Search the listing below for the string "name" and show each line that contains it.

■ DATA LISTING:
• • • • • • •

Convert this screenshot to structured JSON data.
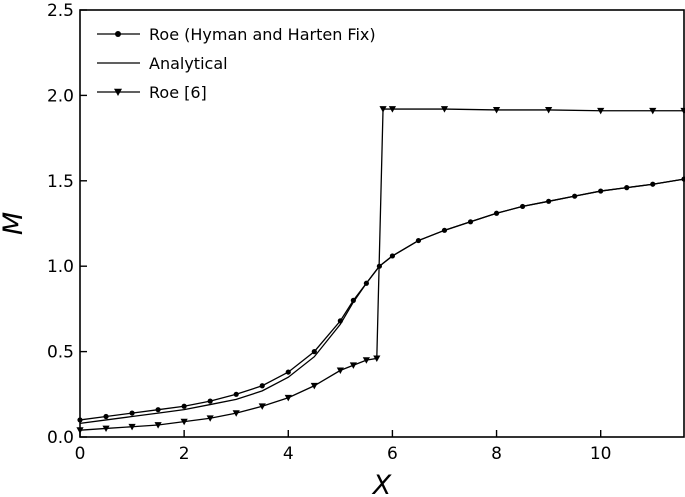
{
  "chart_data": {
    "type": "line",
    "title": "",
    "xlabel": "X",
    "ylabel": "M",
    "xlim": [
      0,
      11.6
    ],
    "ylim": [
      0,
      2.5
    ],
    "xticks": [
      0,
      2,
      4,
      6,
      8,
      10
    ],
    "yticks": [
      0.0,
      0.5,
      1.0,
      1.5,
      2.0,
      2.5
    ],
    "x_tick_labels": [
      "0",
      "2",
      "4",
      "6",
      "8",
      "10"
    ],
    "y_tick_labels": [
      "0.0",
      "0.5",
      "1.0",
      "1.5",
      "2.0",
      "2.5"
    ],
    "grid": false,
    "legend_position": "top-left",
    "series": [
      {
        "name": "Roe (Hyman and Harten Fix)",
        "marker": "circle",
        "line_style": "solid",
        "color": "#000000",
        "x": [
          0,
          0.5,
          1,
          1.5,
          2,
          2.5,
          3,
          3.5,
          4,
          4.5,
          5,
          5.25,
          5.5,
          5.75,
          6,
          6.5,
          7,
          7.5,
          8,
          8.5,
          9,
          9.5,
          10,
          10.5,
          11,
          11.6
        ],
        "y": [
          0.1,
          0.12,
          0.14,
          0.16,
          0.18,
          0.21,
          0.25,
          0.3,
          0.38,
          0.5,
          0.68,
          0.8,
          0.9,
          1.0,
          1.06,
          1.15,
          1.21,
          1.26,
          1.31,
          1.35,
          1.38,
          1.41,
          1.44,
          1.46,
          1.48,
          1.51
        ]
      },
      {
        "name": "Analytical",
        "marker": "none",
        "line_style": "solid",
        "color": "#000000",
        "x": [
          0,
          0.5,
          1,
          1.5,
          2,
          2.5,
          3,
          3.5,
          4,
          4.5,
          5,
          5.25,
          5.5,
          5.75,
          6,
          6.5,
          7,
          7.5,
          8,
          8.5,
          9,
          9.5,
          10,
          10.5,
          11,
          11.6
        ],
        "y": [
          0.08,
          0.1,
          0.12,
          0.14,
          0.16,
          0.19,
          0.22,
          0.27,
          0.35,
          0.47,
          0.66,
          0.79,
          0.9,
          1.0,
          1.06,
          1.15,
          1.21,
          1.26,
          1.31,
          1.35,
          1.38,
          1.41,
          1.44,
          1.46,
          1.48,
          1.51
        ]
      },
      {
        "name": "Roe [6]",
        "marker": "triangle-down",
        "line_style": "solid",
        "color": "#000000",
        "x": [
          0,
          0.5,
          1,
          1.5,
          2,
          2.5,
          3,
          3.5,
          4,
          4.5,
          5,
          5.25,
          5.5,
          5.7,
          5.82,
          6,
          7,
          8,
          9,
          10,
          11,
          11.6
        ],
        "y": [
          0.04,
          0.05,
          0.06,
          0.07,
          0.09,
          0.11,
          0.14,
          0.18,
          0.23,
          0.3,
          0.39,
          0.42,
          0.45,
          0.46,
          1.92,
          1.92,
          1.92,
          1.915,
          1.915,
          1.91,
          1.91,
          1.91
        ]
      }
    ]
  }
}
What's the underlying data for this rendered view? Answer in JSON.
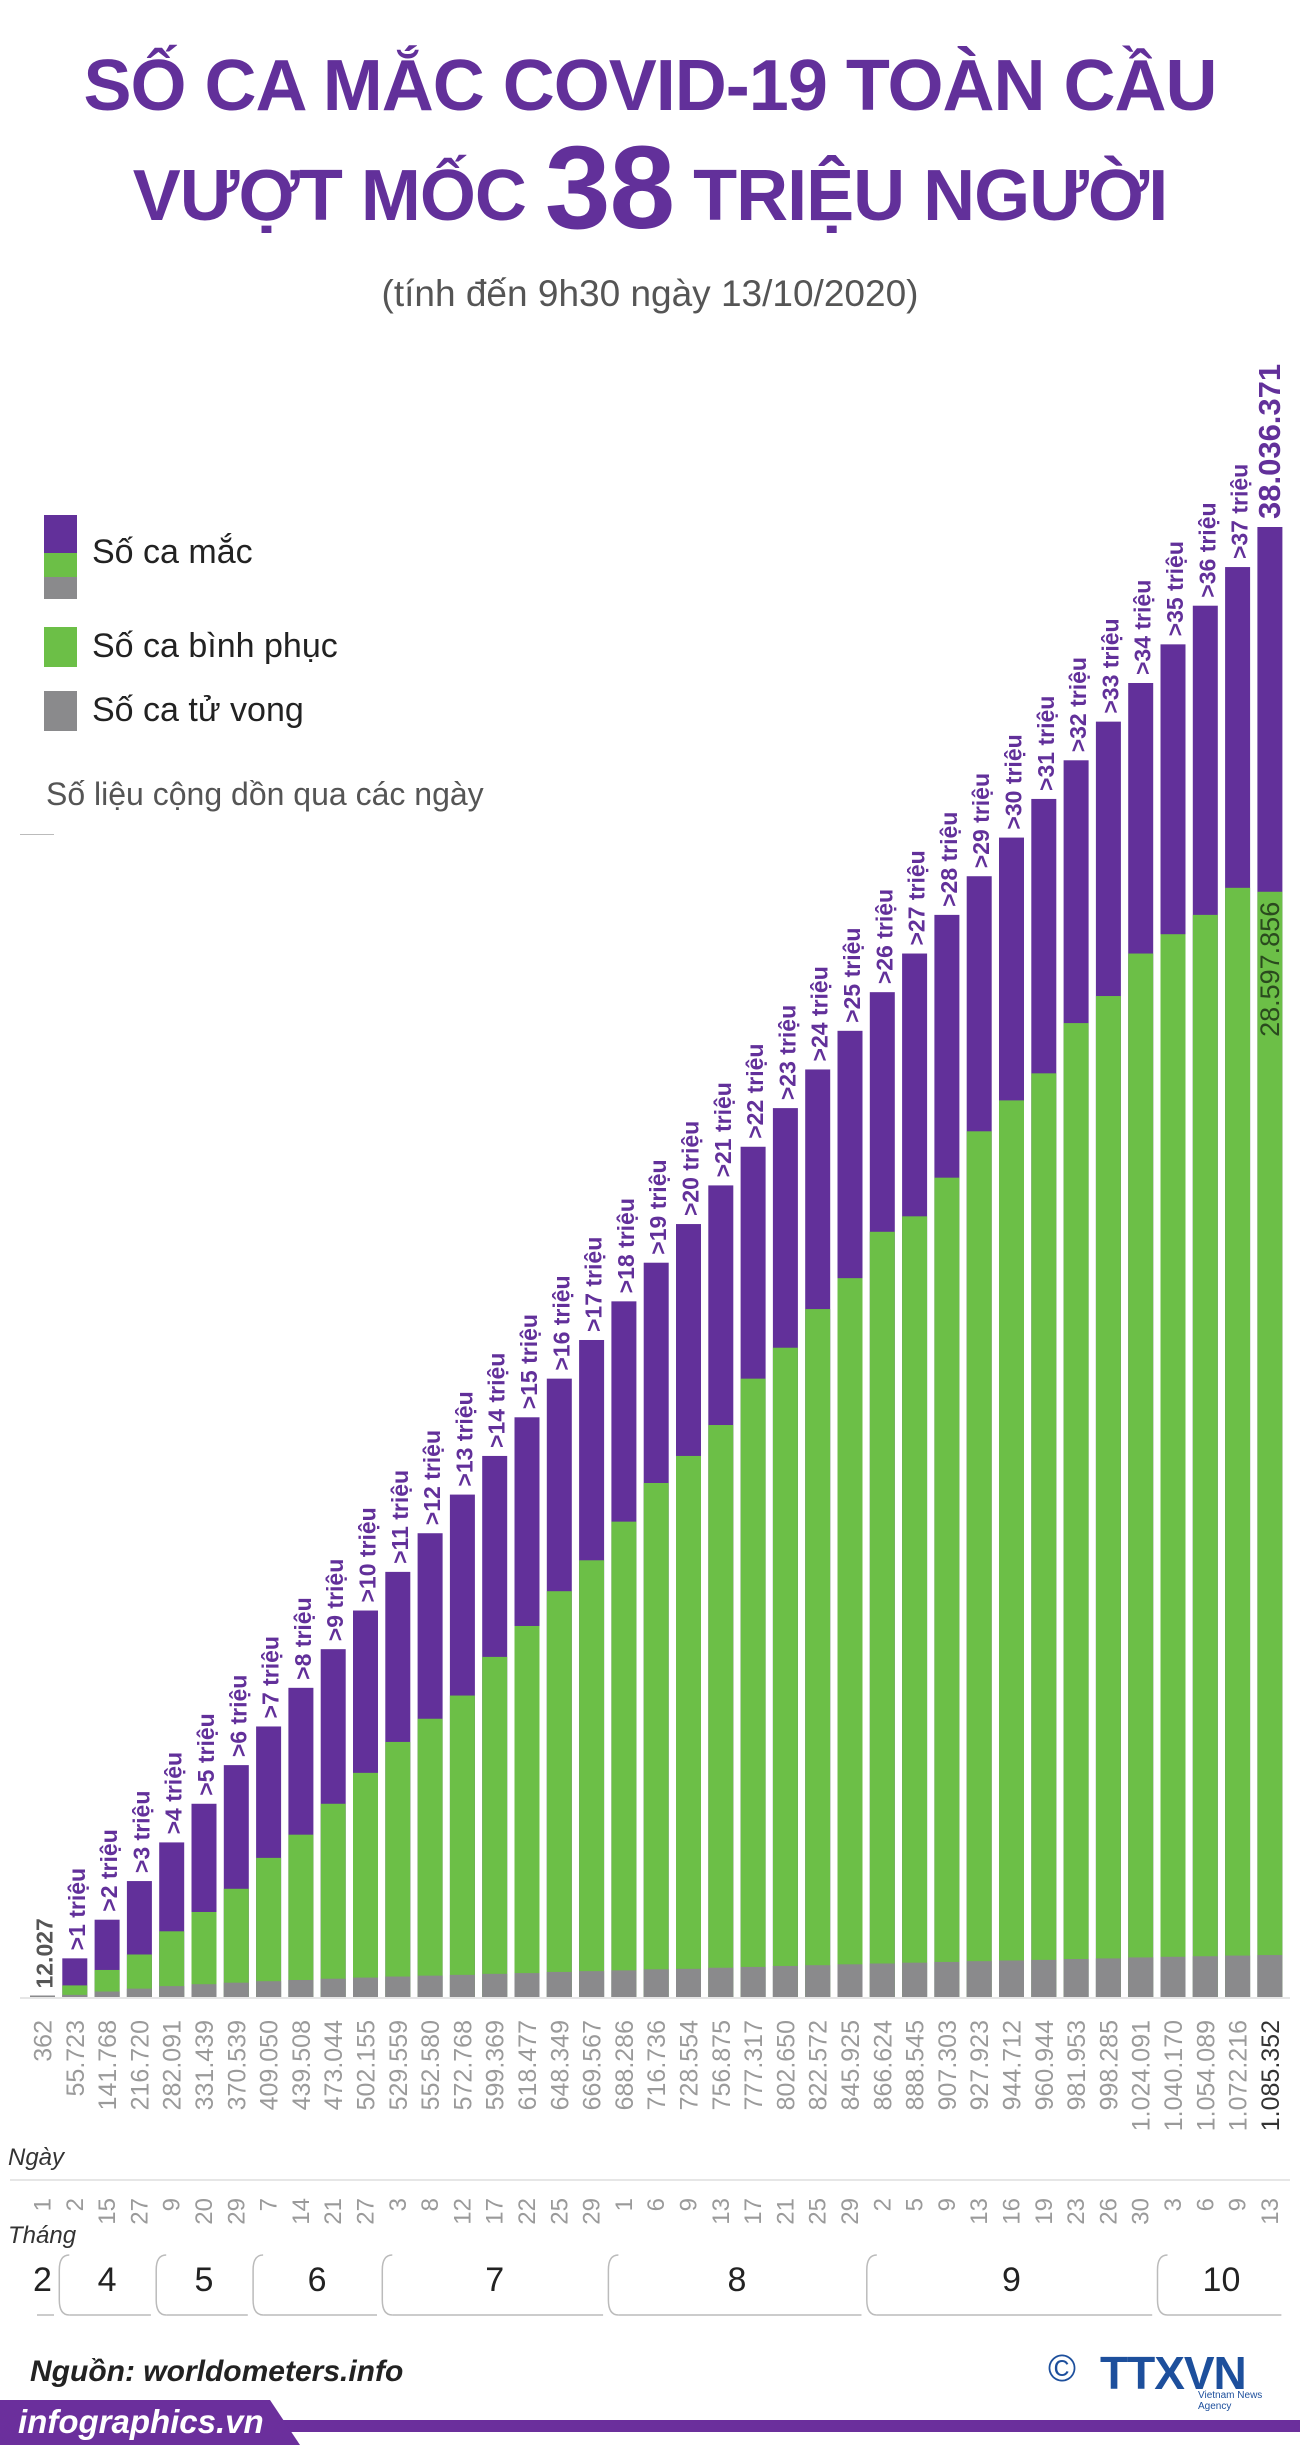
{
  "title": {
    "line1": "SỐ CA MẮC COVID-19 TOÀN CẦU",
    "line2_pre": "VƯỢT MỐC ",
    "line2_big": "38",
    "line2_post": " TRIỆU NGƯỜI",
    "subtitle": "(tính đến 9h30 ngày 13/10/2020)"
  },
  "legend": {
    "cases": "Số ca mắc",
    "recovered": "Số ca bình phục",
    "deaths": "Số ca tử vong",
    "note": "Số liệu cộng dồn qua các ngày"
  },
  "colors": {
    "cases": "#62309a",
    "recovered": "#6cbf47",
    "deaths": "#8a8a8c",
    "title": "#62309a",
    "source_logo": "#1d4f9c"
  },
  "axis_labels": {
    "day": "Ngày",
    "month": "Tháng"
  },
  "chart_data": {
    "type": "bar",
    "stacked": true,
    "series_order": [
      "deaths",
      "recovered",
      "cases"
    ],
    "days": [
      "1",
      "2",
      "15",
      "27",
      "9",
      "20",
      "29",
      "7",
      "14",
      "21",
      "27",
      "3",
      "8",
      "12",
      "17",
      "22",
      "25",
      "29",
      "1",
      "6",
      "9",
      "13",
      "17",
      "21",
      "25",
      "29",
      "2",
      "5",
      "9",
      "13",
      "16",
      "19",
      "23",
      "26",
      "30",
      "3",
      "6",
      "9",
      "13"
    ],
    "months": [
      {
        "label": "2",
        "count": 1
      },
      {
        "label": "4",
        "count": 3
      },
      {
        "label": "5",
        "count": 3
      },
      {
        "label": "6",
        "count": 4
      },
      {
        "label": "7",
        "count": 7
      },
      {
        "label": "8",
        "count": 8
      },
      {
        "label": "9",
        "count": 9
      },
      {
        "label": "10",
        "count": 4
      }
    ],
    "case_labels": [
      "12.027",
      ">1 triệu",
      ">2 triệu",
      ">3 triệu",
      ">4 triệu",
      ">5 triệu",
      ">6 triệu",
      ">7 triệu",
      ">8 triệu",
      ">9 triệu",
      ">10 triệu",
      ">11 triệu",
      ">12 triệu",
      ">13 triệu",
      ">14 triệu",
      ">15 triệu",
      ">16 triệu",
      ">17 triệu",
      ">18 triệu",
      ">19 triệu",
      ">20 triệu",
      ">21 triệu",
      ">22 triệu",
      ">23 triệu",
      ">24 triệu",
      ">25 triệu",
      ">26 triệu",
      ">27 triệu",
      ">28 triệu",
      ">29 triệu",
      ">30 triệu",
      ">31 triệu",
      ">32 triệu",
      ">33 triệu",
      ">34 triệu",
      ">35 triệu",
      ">36 triệu",
      ">37 triệu",
      "38.036.371"
    ],
    "cases": [
      12027,
      1000000,
      2000000,
      3000000,
      4000000,
      5000000,
      6000000,
      7000000,
      8000000,
      9000000,
      10000000,
      11000000,
      12000000,
      13000000,
      14000000,
      15000000,
      16000000,
      17000000,
      18000000,
      19000000,
      20000000,
      21000000,
      22000000,
      23000000,
      24000000,
      25000000,
      26000000,
      27000000,
      28000000,
      29000000,
      30000000,
      31000000,
      32000000,
      33000000,
      34000000,
      35000000,
      36000000,
      37000000,
      38036371
    ],
    "recovered": [
      300,
      300000,
      700000,
      1100000,
      1700000,
      2200000,
      2800000,
      3600000,
      4200000,
      5000000,
      5800000,
      6600000,
      7200000,
      7800000,
      8800000,
      9600000,
      10500000,
      11300000,
      12300000,
      13300000,
      14000000,
      14800000,
      16000000,
      16800000,
      17800000,
      18600000,
      19800000,
      20200000,
      21200000,
      22400000,
      23200000,
      23900000,
      25200000,
      25900000,
      27000000,
      27500000,
      28000000,
      28700000,
      28597856
    ],
    "recovered_label": "28.597.856",
    "deaths": [
      362,
      55723,
      141768,
      216720,
      282091,
      331439,
      370539,
      409050,
      439508,
      473044,
      502155,
      529559,
      552580,
      572768,
      599369,
      618477,
      648349,
      669567,
      688286,
      716736,
      728554,
      756875,
      777317,
      802650,
      822572,
      845925,
      866624,
      888545,
      907303,
      927923,
      944712,
      960944,
      981953,
      998285,
      1024091,
      1040170,
      1054089,
      1072216,
      1085352
    ],
    "death_labels": [
      "362",
      "55.723",
      "141.768",
      "216.720",
      "282.091",
      "331.439",
      "370.539",
      "409.050",
      "439.508",
      "473.044",
      "502.155",
      "529.559",
      "552.580",
      "572.768",
      "599.369",
      "618.477",
      "648.349",
      "669.567",
      "688.286",
      "716.736",
      "728.554",
      "756.875",
      "777.317",
      "802.650",
      "822.572",
      "845.925",
      "866.624",
      "888.545",
      "907.303",
      "927.923",
      "944.712",
      "960.944",
      "981.953",
      "998.285",
      "1.024.091",
      "1.040.170",
      "1.054.089",
      "1.072.216",
      "1.085.352"
    ]
  },
  "footer": {
    "source": "Nguồn: worldometers.info",
    "site": "infographics.vn",
    "copyright": "©",
    "logo": "TTXVN",
    "logo_sub": "Vietnam News Agency"
  }
}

• • • • • • •

■ WORKED SOLUTION:
        "name": "Roe (Hyman and Harten Fix)",
        "name": "Analytical",
        "name": "Roe [6]",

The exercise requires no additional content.